• **WHAT IS EXPECTED**:
Answer from the blog post on Kornbluth's stories:
1. On what date did the blogger pan "The Marching Morons"?
2. Where does the narrator of "The Altar at Midnight" first meet the spaceship crew member?
3. Which L. Ron Hubbard novel does the blogger mention, and what does it blame modern war on?

• **DOCUMENT TEXT**:
-.-.-

Saturday, March 22, 2014

Two early 1950s short stories by C. M. Kornbluth: "The Altar at Midnight" and "The Adventurer"

On March 12 of this year I explained why I avoid Cyril Kornbluth's work and panned his famous and influential story "The Marching Morons."  But I try to keep an open mind at this here blog, so today I read two more Kornbluth stories, both available for free to all us cheapskates at gutenberg.org.  The gutenberg versions are the original magazine versions, and include the original art by Freas and Ashman.

"The Altar at Midnight" (1952)  

This is sort of a hard-boiled story set in the Skid Row of some Earth town.  The narrator meets a spaceship crew member in a strip bar and takes him to a different bar, one inhabited by crippled drunks who enjoy telling the stories of how they were crippled working for the railroad.  The spacer explains how the regular changes in air pressure and the hard radiation in space have damaged his body, how being a spacer is risky, gets you involved in trouble with women, damages relationships with your family, weakens your religious faith, coarsens your morals, etc.  It turns out that the narrator is the scientist who made space travel possible.  He feels guilty about his accomplishment, because of how rough space travel is on people and (it is hinted) because Earth's Cold War tensions have spread to the moon (where there is some kind of missile base) and maybe Mars and Venus.  

The story is short and to the point, which I appreciated.  Its pessimism about space travel reminded me of Murray Leinster's Other Side of Nowhere (1964) and Edmond Hamilton's "What's it Like Out There?", also published in 1952.  Then there is the story's bleak view of the railroad.  It is remarkable how many science fiction writers and stories express ambiguous or even hostile attitudes towards technological advances - in just the last few days I read L. Ron Hubbard's Final Blackout (1940), in which he blamed modern war on "machinery," and of course there are many more examples, even before talk about pollution and ecology and the environment became de rigueur around 1970.  

"The Altar at Midnight" is an effective story, even if you aren't some kind of Luddite who thinks that the locomotive and rocket ship were a mistake.  It is economical, the tone is consistent, and the style is not bad.  It is no great masterpiece, but it is worth reading.

"The Adventurer" (1953)

-.-.-

• **ENTRIES PROVIDED**:
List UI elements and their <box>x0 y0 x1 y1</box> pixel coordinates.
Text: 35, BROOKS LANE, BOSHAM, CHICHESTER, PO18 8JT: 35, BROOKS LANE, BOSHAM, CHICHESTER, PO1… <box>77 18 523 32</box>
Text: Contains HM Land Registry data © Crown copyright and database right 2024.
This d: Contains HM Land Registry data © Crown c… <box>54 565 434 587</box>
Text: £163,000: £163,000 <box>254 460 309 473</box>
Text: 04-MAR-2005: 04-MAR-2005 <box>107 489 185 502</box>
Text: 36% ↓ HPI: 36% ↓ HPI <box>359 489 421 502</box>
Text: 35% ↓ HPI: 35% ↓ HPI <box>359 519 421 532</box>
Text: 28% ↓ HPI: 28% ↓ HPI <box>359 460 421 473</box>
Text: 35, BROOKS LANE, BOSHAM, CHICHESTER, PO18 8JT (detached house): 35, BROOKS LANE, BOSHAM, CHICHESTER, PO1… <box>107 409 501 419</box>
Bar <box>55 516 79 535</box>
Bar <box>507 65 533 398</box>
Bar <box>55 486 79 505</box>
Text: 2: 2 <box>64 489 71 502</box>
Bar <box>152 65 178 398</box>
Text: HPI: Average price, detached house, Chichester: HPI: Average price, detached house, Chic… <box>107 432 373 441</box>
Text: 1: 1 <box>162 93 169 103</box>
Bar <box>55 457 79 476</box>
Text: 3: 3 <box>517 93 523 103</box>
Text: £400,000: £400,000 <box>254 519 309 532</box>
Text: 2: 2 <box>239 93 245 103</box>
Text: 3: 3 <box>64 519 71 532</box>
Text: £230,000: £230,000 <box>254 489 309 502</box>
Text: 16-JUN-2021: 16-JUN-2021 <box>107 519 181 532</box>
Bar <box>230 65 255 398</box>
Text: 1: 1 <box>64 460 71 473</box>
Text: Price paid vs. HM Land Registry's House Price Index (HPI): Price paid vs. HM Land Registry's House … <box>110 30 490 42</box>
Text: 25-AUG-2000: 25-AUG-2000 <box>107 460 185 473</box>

-.-.-

• **WRITTEN RESPONSE**:
1. March 12.
2. In a strip bar.
3. Final Blackout (1940), which blames modern war on "machinery."